#### Written problem:
Exclude the pictures and retype the entries as written.

#### Record excerpts:
--- BEGIN ---

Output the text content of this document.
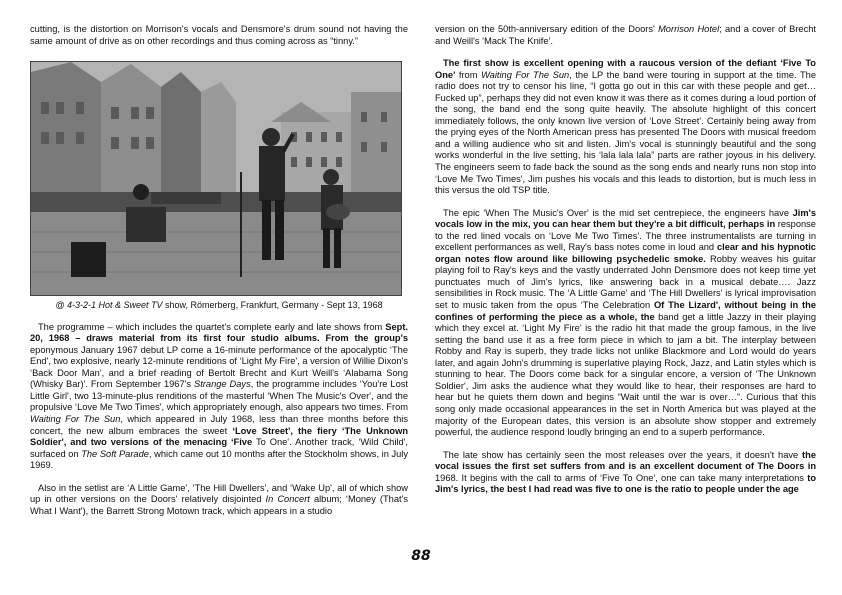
cutting, is the distortion on Morrison's vocals and Densmore's drum sound not having the same amount of drive as on other recordings and thus coming across as “tinny.”

@ 4-3-2-1 Hot & Sweet TV show, Römerberg, Frankfurt, Germany - Sept 13, 1968

The programme – which includes the quartet's complete early and late shows from Sept. 20, 1968 – draws material from its first four studio albums. From the group's eponymous January 1967 debut LP come a 16-minute performance of the apocalyptic ‘The End', two explosive, nearly 12-minute renditions of ‘Light My Fire', a version of Willie Dixon's ‘Back Door Man', and a brief reading of Bertolt Brecht and Kurt Weill's ‘Alabama Song (Whisky Bar)'. From September 1967's Strange Days, the programme includes ‘You're Lost Little Girl', two 13-minute-plus renditions of the masterful ‘When The Music's Over', and the propulsive ‘Love Me Two Times', which appropriately enough, also appears two times. From Waiting For The Sun, which appeared in July 1968, less than three months before this concert, the new album embraces the sweet ‘Love Street', the fiery ‘The Unknown Soldier', and two versions of the menacing ‘Five To One'. Another track, ‘Wild Child', surfaced on The Soft Parade, which came out 10 months after the Stockholm shows, in July 1969.

Also in the setlist are ‘A Little Game', ‘The Hill Dwellers', and ‘Wake Up', all of which show up in other versions on the Doors' relatively disjointed In Concert album; ‘Money (That's What I Want'), the Barrett Strong Motown track, which appears in a studio

version on the 50th-anniversary edition of the Doors' Morrison Hotel; and a cover of Brecht and Weill's ‘Mack The Knife'.

The first show is excellent opening with a raucous version of the defiant ‘Five To One' from Waiting For The Sun, the LP the band were touring in support at the time. The radio does not try to censor his line, “I gotta go out in this car with these people and get…Fucked up”, perhaps they did not even know it was there as it comes during a loud portion of the song, the band end the song quite heavily. The absolute highlight of this concert immediately follows, the only known live version of ‘Love Street'. Certainly being away from the prying eyes of the North American press has presented The Doors with musical freedom and a willing audience who sit and listen. Jim's vocal is stunningly beautiful and the song works wonderful in the live setting, his ‘lala lala lala” parts are rather joyous in his delivery. The engineers seem to fade back the sound as the song ends and nearly runs non stop into ‘Love Me Two Times', Jim pushes his vocals and this leads to distortion, but is much less in this versus the old TSP title.

The epic ‘When The Music's Over' is the mid set centrepiece, the engineers have Jim's vocals low in the mix, you can hear them but they're a bit difficult, perhaps in response to the red lined vocals on ‘Love Me Two Times'. The three instrumentalists are turning in excellent performances as well, Ray's bass notes come in loud and clear and his hypnotic organ notes flow around like billowing psychedelic smoke. Robby weaves his guitar playing foil to Ray's keys and the vastly underrated John Densmore does not keep time yet punctuates much of Jim's lyrics, like answering back in a musical debate…. Jazz sensibilities in Rock music. The ‘A Little Game' and ‘The Hill Dwellers' is lyrical improvisation set to music taken from the opus ‘The Celebration Of The Lizard', without being in the confines of performing the piece as a whole, the band get a little Jazzy in their playing which they excel at. ‘Light My Fire' is the radio hit that made the group famous, in the live setting the band use it as a free form piece in which to jam a bit. The interplay between Robby and Ray is superb, they trade licks not unlike Blackmore and Lord would do years later, and again John's drumming is superlative playing Rock, Jazz, and Latin styles which is stunning to hear. The Doors come back for a singular encore, a version of ‘The Unknown Soldier', Jim asks the audience what they would like to hear, their responses are hard to hear but he quiets them down and begins “Wait until the war is over…”. Curious that this song only made occasional appearances in the set in North America but was played at the majority of the European dates, this version is an absolute show stopper and extremely powerful, the audience respond loudly bringing an end to a superb performance.

The late show has certainly seen the most releases over the years, it doesn't have the vocal issues the first set suffers from and is an excellent document of The Doors in 1968. It begins with the call to arms of ‘Five To One', one can take many interpretations to Jim's lyrics, the best I had read was five to one is the ratio to people under the age

88
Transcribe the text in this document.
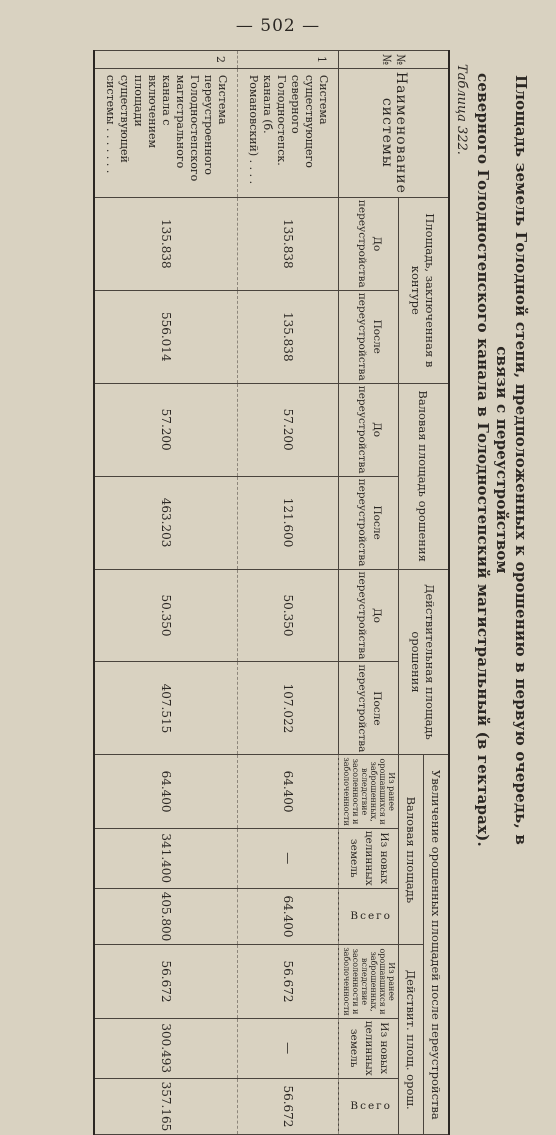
— 502 —

Площадь земель Голодной степи, предположенных к орошению в первую очередь, в связи с переустройством
северного Голодностепского канала в Голодностепский магистральный (в гектарах).

Таблица 322.
№ №	Наименование системы	Площадь, заключенная в контуре		Валовая площадь орошения		Действительная площадь орошения		Увеличение орошенных площадей после переустройства					
								Валовая площадь			Действит. площ. орош.		
		До переустройства	После переустройства	До переустройства	После переустройства	До переустройства	После переустройства	Из ранее орошавшихся и заброшенных, вследствие засоленности и заболоченности	Из новых целинных земель	Всего	Из ранее орошавшихся и заброшенных, вследствие засоленности и заболоченности	Из новых целинных земель	Всего

1	Система существующего северного Голодностепск. канала (б. Романовский) . . . .	135.838	135.838	57.200	121.600	50.350	107.022	64.400	—	64.400	56.672	—	56.672
2	Система переустроенного Голодностепского магистрального канала с включением площади существующей системы . . . . . . .	135.838	556.014	57.200	463.203	50.350	407.515	64.400	341.400	405.800	56.672	300.493	357.165
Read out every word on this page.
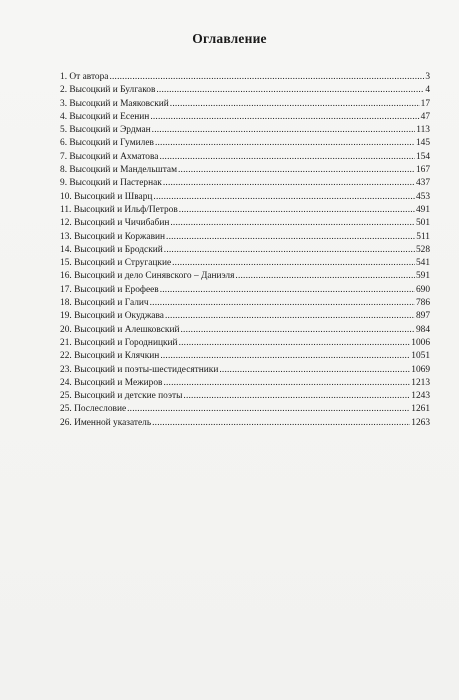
Оглавление
1. От автора .....	3
2. Высоцкий и Булгаков .....	4
3. Высоцкий и Маяковский .....	17
4. Высоцкий и Есенин .....	47
5. Высоцкий и Эрдман .....	113
6. Высоцкий и Гумилев .....	145
7. Высоцкий и Ахматова .....	154
8. Высоцкий и Мандельштам .....	167
9. Высоцкий и Пастернак .....	437
10. Высоцкий и Шварц .....	453
11. Высоцкий и Ильф/Петров .....	491
12. Высоцкий и Чичибабин .....	501
13. Высоцкий и Коржавин .....	511
14. Высоцкий и Бродский .....	528
15. Высоцкий и Стругацкие .....	541
16. Высоцкий и дело Синявского – Даниэля .....	591
17. Высоцкий и Ерофеев .....	690
18. Высоцкий и Галич .....	786
19. Высоцкий и Окуджава .....	897
20. Высоцкий и Алешковский .....	984
21. Высоцкий и Городницкий .....	1006
22. Высоцкий и Клячкин .....	1051
23. Высоцкий и поэты-шестидесятники .....	1069
24. Высоцкий и Межиров .....	1213
25. Высоцкий и детские поэты .....	1243
25. Послесловие .....	1261
26. Именной указатель .....	1263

--- END ---

#### Answer to the task:
Output the text content of this document.
cutting, is the distortion on Morrison's vocals and Densmore's drum sound not having the same amount of drive as on other recordings and thus coming across as “tinny.”

@ 4-3-2-1 Hot & Sweet TV show, Römerberg, Frankfurt, Germany - Sept 13, 1968

The programme – which includes the quartet's complete early and late shows from Sept. 20, 1968 – draws material from its first four studio albums. From the group's eponymous January 1967 debut LP come a 16-minute performance of the apocalyptic ‘The End', two explosive, nearly 12-minute renditions of ‘Light My Fire', a version of Willie Dixon's ‘Back Door Man', and a brief reading of Bertolt Brecht and Kurt Weill's ‘Alabama Song (Whisky Bar)'. From September 1967's Strange Days, the programme includes ‘You're Lost Little Girl', two 13-minute-plus renditions of the masterful ‘When The Music's Over', and the propulsive ‘Love Me Two Times', which appropriately enough, also appears two times. From Waiting For The Sun, which appeared in July 1968, less than three months before this concert, the new album embraces the sweet ‘Love Street', the fiery ‘The Unknown Soldier', and two versions of the menacing ‘Five To One'. Another track, ‘Wild Child', surfaced on The Soft Parade, which came out 10 months after the Stockholm shows, in July 1969.

Also in the setlist are ‘A Little Game', ‘The Hill Dwellers', and ‘Wake Up', all of which show up in other versions on the Doors' relatively disjointed In Concert album; ‘Money (That's What I Want'), the Barrett Strong Motown track, which appears in a studio

version on the 50th-anniversary edition of the Doors' Morrison Hotel; and a cover of Brecht and Weill's ‘Mack The Knife'.

The first show is excellent opening with a raucous version of the defiant ‘Five To One' from Waiting For The Sun, the LP the band were touring in support at the time. The radio does not try to censor his line, “I gotta go out in this car with these people and get…Fucked up”, perhaps they did not even know it was there as it comes during a loud portion of the song, the band end the song quite heavily. The absolute highlight of this concert immediately follows, the only known live version of ‘Love Street'. Certainly being away from the prying eyes of the North American press has presented The Doors with musical freedom and a willing audience who sit and listen. Jim's vocal is stunningly beautiful and the song works wonderful in the live setting, his ‘lala lala lala” parts are rather joyous in his delivery. The engineers seem to fade back the sound as the song ends and nearly runs non stop into ‘Love Me Two Times', Jim pushes his vocals and this leads to distortion, but is much less in this versus the old TSP title.

The epic ‘When The Music's Over' is the mid set centrepiece, the engineers have Jim's vocals low in the mix, you can hear them but they're a bit difficult, perhaps in response to the red lined vocals on ‘Love Me Two Times'. The three instrumentalists are turning in excellent performances as well, Ray's bass notes come in loud and clear and his hypnotic organ notes flow around like billowing psychedelic smoke. Robby weaves his guitar playing foil to Ray's keys and the vastly underrated John Densmore does not keep time yet punctuates much of Jim's lyrics, like answering back in a musical debate…. Jazz sensibilities in Rock music. The ‘A Little Game' and ‘The Hill Dwellers' is lyrical improvisation set to music taken from the opus ‘The Celebration Of The Lizard', without being in the confines of performing the piece as a whole, the band get a little Jazzy in their playing which they excel at. ‘Light My Fire' is the radio hit that made the group famous, in the live setting the band use it as a free form piece in which to jam a bit. The interplay between Robby and Ray is superb, they trade licks not unlike Blackmore and Lord would do years later, and again John's drumming is superlative playing Rock, Jazz, and Latin styles which is stunning to hear. The Doors come back for a singular encore, a version of ‘The Unknown Soldier', Jim asks the audience what they would like to hear, their responses are hard to hear but he quiets them down and begins “Wait until the war is over…”. Curious that this song only made occasional appearances in the set in North America but was played at the majority of the European dates, this version is an absolute show stopper and extremely powerful, the audience respond loudly bringing an end to a superb performance.

The late show has certainly seen the most releases over the years, it doesn't have the vocal issues the first set suffers from and is an excellent document of The Doors in 1968. It begins with the call to arms of ‘Five To One', one can take many interpretations to Jim's lyrics, the best I had read was five to one is the ratio to people under the age

88
Transcribe the text in this document.
— 502 —

Площадь земель Голодной степи, предположенных к орошению в первую очередь, в связи с переустройством
северного Голодностепского канала в Голодностепский магистральный (в гектарах).

Таблица 322.
№ №	Наименование системы	Площадь, заключенная в контуре		Валовая площадь орошения		Действительная площадь орошения		Увеличение орошенных площадей после переустройства					
								Валовая площадь			Действит. площ. орош.		
		До переустройства	После переустройства	До переустройства	После переустройства	До переустройства	После переустройства	Из ранее орошавшихся и заброшенных, вследствие засоленности и заболоченности	Из новых целинных земель	Всего	Из ранее орошавшихся и заброшенных, вследствие засоленности и заболоченности	Из новых целинных земель	Всего

1	Система существующего северного Голодностепск. канала (б. Романовский) . . . .	135.838	135.838	57.200	121.600	50.350	107.022	64.400	—	64.400	56.672	—	56.672
2	Система переустроенного Голодностепского магистрального канала с включением площади существующей системы . . . . . . .	135.838	556.014	57.200	463.203	50.350	407.515	64.400	341.400	405.800	56.672	300.493	357.165
Read out every word on this page.
Оглавление
1. От автора .....	3
2. Высоцкий и Булгаков .....	4
3. Высоцкий и Маяковский .....	17
4. Высоцкий и Есенин .....	47
5. Высоцкий и Эрдман .....	113
6. Высоцкий и Гумилев .....	145
7. Высоцкий и Ахматова .....	154
8. Высоцкий и Мандельштам .....	167
9. Высоцкий и Пастернак .....	437
10. Высоцкий и Шварц .....	453
11. Высоцкий и Ильф/Петров .....	491
12. Высоцкий и Чичибабин .....	501
13. Высоцкий и Коржавин .....	511
14. Высоцкий и Бродский .....	528
15. Высоцкий и Стругацкие .....	541
16. Высоцкий и дело Синявского – Даниэля .....	591
17. Высоцкий и Ерофеев .....	690
18. Высоцкий и Галич .....	786
19. Высоцкий и Окуджава .....	897
20. Высоцкий и Алешковский .....	984
21. Высоцкий и Городницкий .....	1006
22. Высоцкий и Клячкин .....	1051
23. Высоцкий и поэты-шестидесятники .....	1069
24. Высоцкий и Межиров .....	1213
25. Высоцкий и детские поэты .....	1243
25. Послесловие .....	1261
26. Именной указатель .....	1263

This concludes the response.